--- What to work on ---
Search the material for the string "employed", then return every line where it is found.
===== Material for the task
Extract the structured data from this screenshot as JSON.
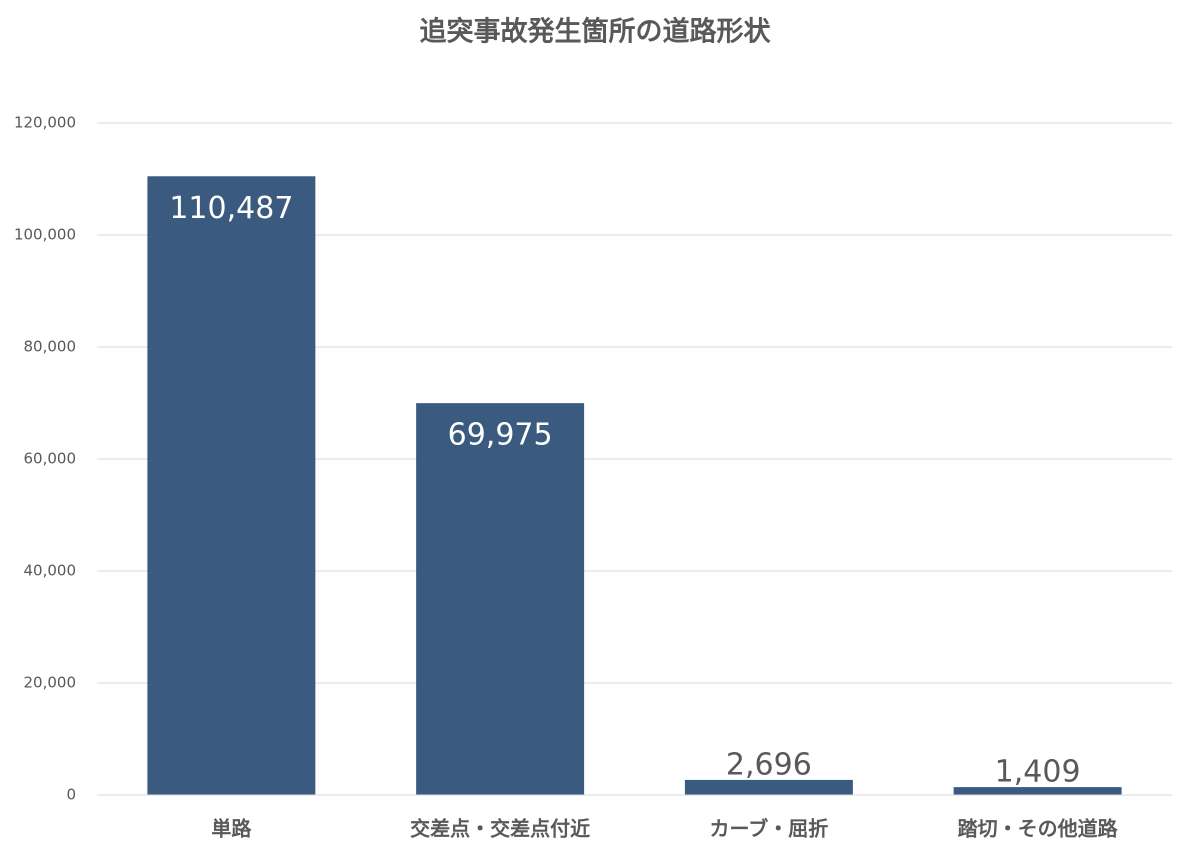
{
  "chart_data": {
    "type": "bar",
    "title": "追突事故発生箇所の道路形状",
    "categories": [
      "単路",
      "交差点・交差点付近",
      "カーブ・屈折",
      "踏切・その他道路"
    ],
    "values": [
      110487,
      69975,
      2696,
      1409
    ],
    "value_labels": [
      "110,487",
      "69,975",
      "2,696",
      "1,409"
    ],
    "color": "#3a5a80",
    "ylim": [
      0,
      120000
    ],
    "yticks": [
      0,
      {
        "value": 20000,
        "label": "20,000"
      },
      {
        "value": 40000,
        "label": "40,000"
      },
      {
        "value": 60000,
        "label": "60,000"
      },
      {
        "value": 80000,
        "label": "80,000"
      },
      {
        "value": 100000,
        "label": "100,000"
      },
      {
        "value": 120000,
        "label": "120,000"
      }
    ],
    "grid": true
  }
}
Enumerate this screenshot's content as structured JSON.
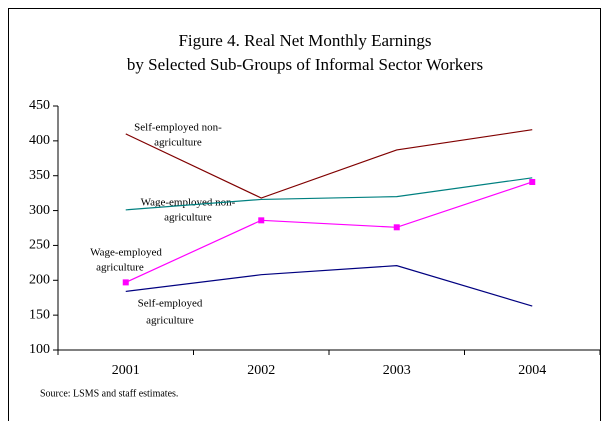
{
  "chart_data": {
    "type": "line",
    "title": [
      "Figure 4. Real Net Monthly Earnings",
      "by Selected Sub-Groups of Informal Sector Workers"
    ],
    "categories": [
      "2001",
      "2002",
      "2003",
      "2004"
    ],
    "series": [
      {
        "name": "Self-employed non-agriculture",
        "color": "#800000",
        "values": [
          410,
          318,
          387,
          416
        ]
      },
      {
        "name": "Wage-employed non-agriculture",
        "color": "#008080",
        "values": [
          301,
          316,
          320,
          347
        ]
      },
      {
        "name": "Wage-employed agriculture",
        "color": "#ff00ff",
        "marker": "square",
        "values": [
          197,
          286,
          276,
          341
        ]
      },
      {
        "name": "Self-employed agriculture",
        "color": "#000080",
        "values": [
          184,
          208,
          221,
          163
        ]
      }
    ],
    "annotations": [
      [
        "Self-employed non-",
        "agriculture"
      ],
      [
        "Wage-employed non-",
        "agriculture"
      ],
      [
        "Wage-employed",
        "agriculture"
      ],
      [
        "Self-employed",
        "agriculture"
      ]
    ],
    "source": "Source: LSMS and staff estimates.",
    "ylim": [
      100,
      450
    ],
    "yticks": [
      100,
      150,
      200,
      250,
      300,
      350,
      400,
      450
    ]
  }
}
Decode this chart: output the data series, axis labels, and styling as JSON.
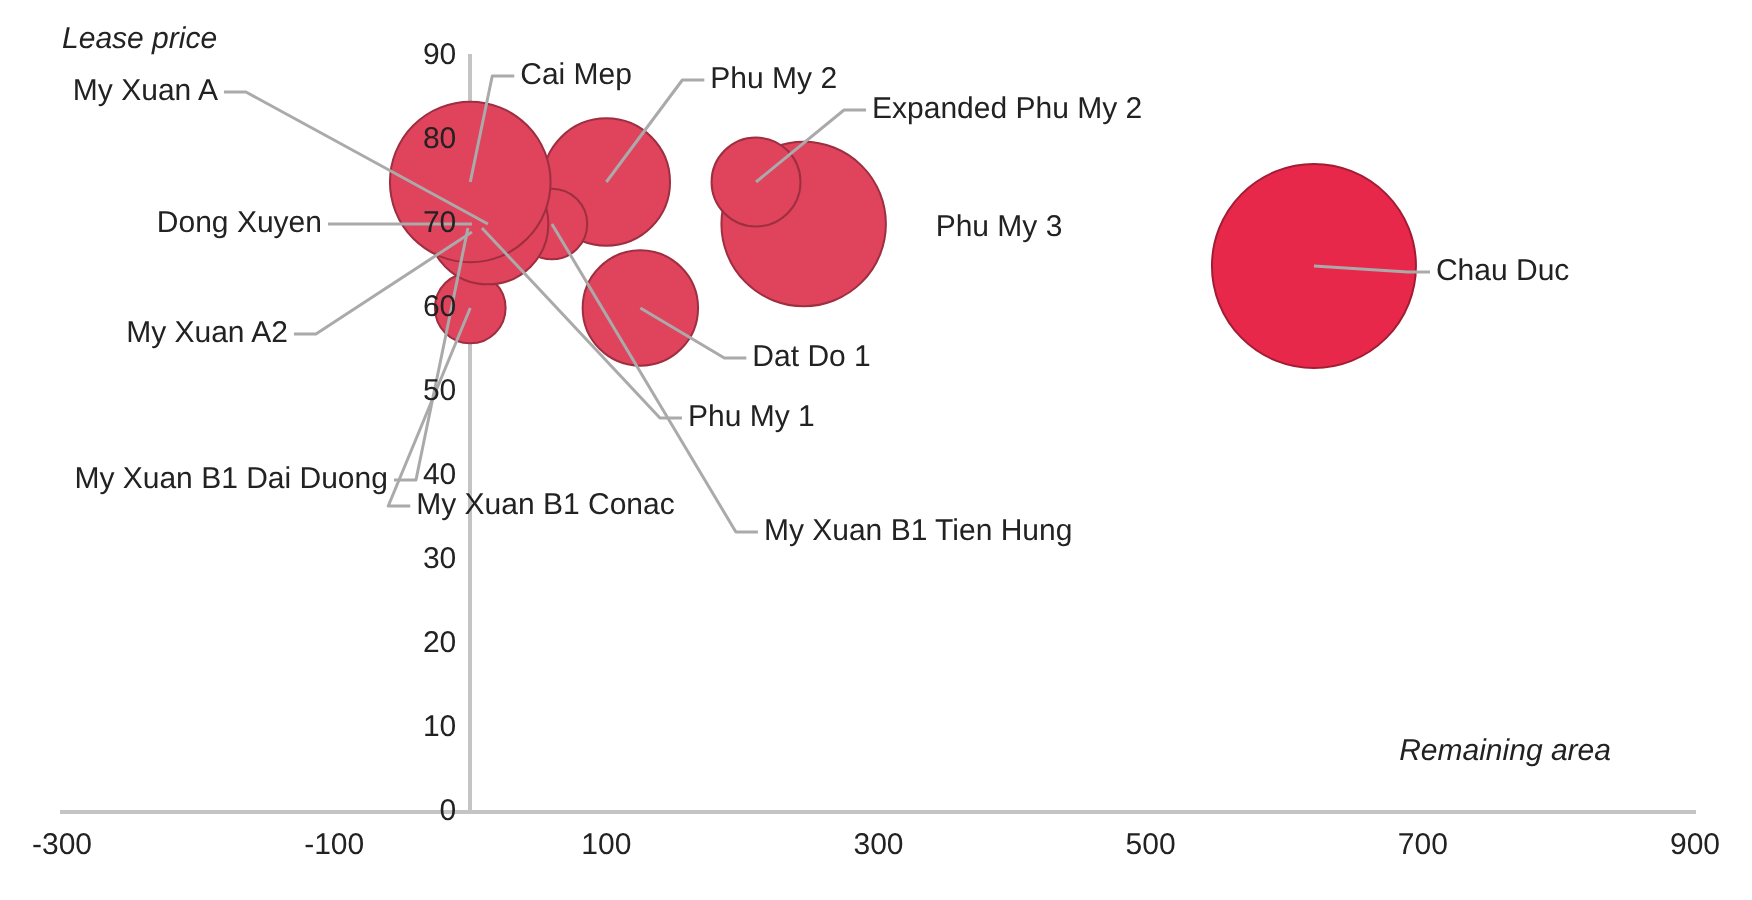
{
  "chart_data": {
    "type": "bubble",
    "xlabel": "Remaining area",
    "ylabel": "Lease price",
    "xlim": [
      -300,
      900
    ],
    "xticks": [
      -300,
      -100,
      100,
      300,
      500,
      700,
      900
    ],
    "ylim": [
      0,
      90
    ],
    "yticks": [
      0,
      10,
      20,
      30,
      40,
      50,
      60,
      70,
      80,
      90
    ],
    "grid": false,
    "legend": false,
    "series": [
      {
        "name": "Cai Mep",
        "color": "#e0435c",
        "x": [
          0
        ],
        "values": [
          75
        ],
        "sizes": [
          0.62
        ]
      },
      {
        "name": "My Xuan A",
        "color": "#e0435c",
        "x": [
          13
        ],
        "values": [
          70
        ],
        "sizes": [
          0.35
        ]
      },
      {
        "name": "Dong Xuyen",
        "values": [
          null
        ]
      },
      {
        "name": "My Xuan A2",
        "values": [
          null
        ]
      },
      {
        "name": "My Xuan B1 Dai Duong",
        "values": [
          null
        ]
      },
      {
        "name": "Phu My 1",
        "values": [
          null
        ]
      },
      {
        "name": "My Xuan B1 Tien Hung",
        "color": "#e0435c",
        "x": [
          60
        ],
        "values": [
          70
        ],
        "sizes": [
          0.12
        ]
      },
      {
        "name": "My Xuan B1 Conac",
        "color": "#e0435c",
        "x": [
          0
        ],
        "values": [
          60
        ],
        "sizes": [
          0.12
        ]
      },
      {
        "name": "Phu My 2",
        "color": "#e0435c",
        "x": [
          100
        ],
        "values": [
          75
        ],
        "sizes": [
          0.39
        ]
      },
      {
        "name": "Expanded Phu My 2",
        "color": "#e0435c",
        "x": [
          210
        ],
        "values": [
          75
        ],
        "sizes": [
          0.19
        ]
      },
      {
        "name": "Phu My 3",
        "color": "#e0435c",
        "x": [
          245
        ],
        "values": [
          70
        ],
        "sizes": [
          0.65
        ]
      },
      {
        "name": "Dat Do 1",
        "color": "#e0435c",
        "x": [
          125
        ],
        "values": [
          60
        ],
        "sizes": [
          0.32
        ]
      },
      {
        "name": "Chau Duc",
        "color": "#e8284a",
        "x": [
          620
        ],
        "values": [
          65
        ],
        "sizes": [
          1
        ]
      }
    ]
  }
}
==========
--- Written answer ---
        "name": "Self-employed non-agriculture",
        "name": "Wage-employed non-agriculture",
        "name": "Wage-employed agriculture",
        "name": "Self-employed agriculture",
        "Self-employed non-",
        "Wage-employed non-",
        "Wage-employed",
        "Self-employed",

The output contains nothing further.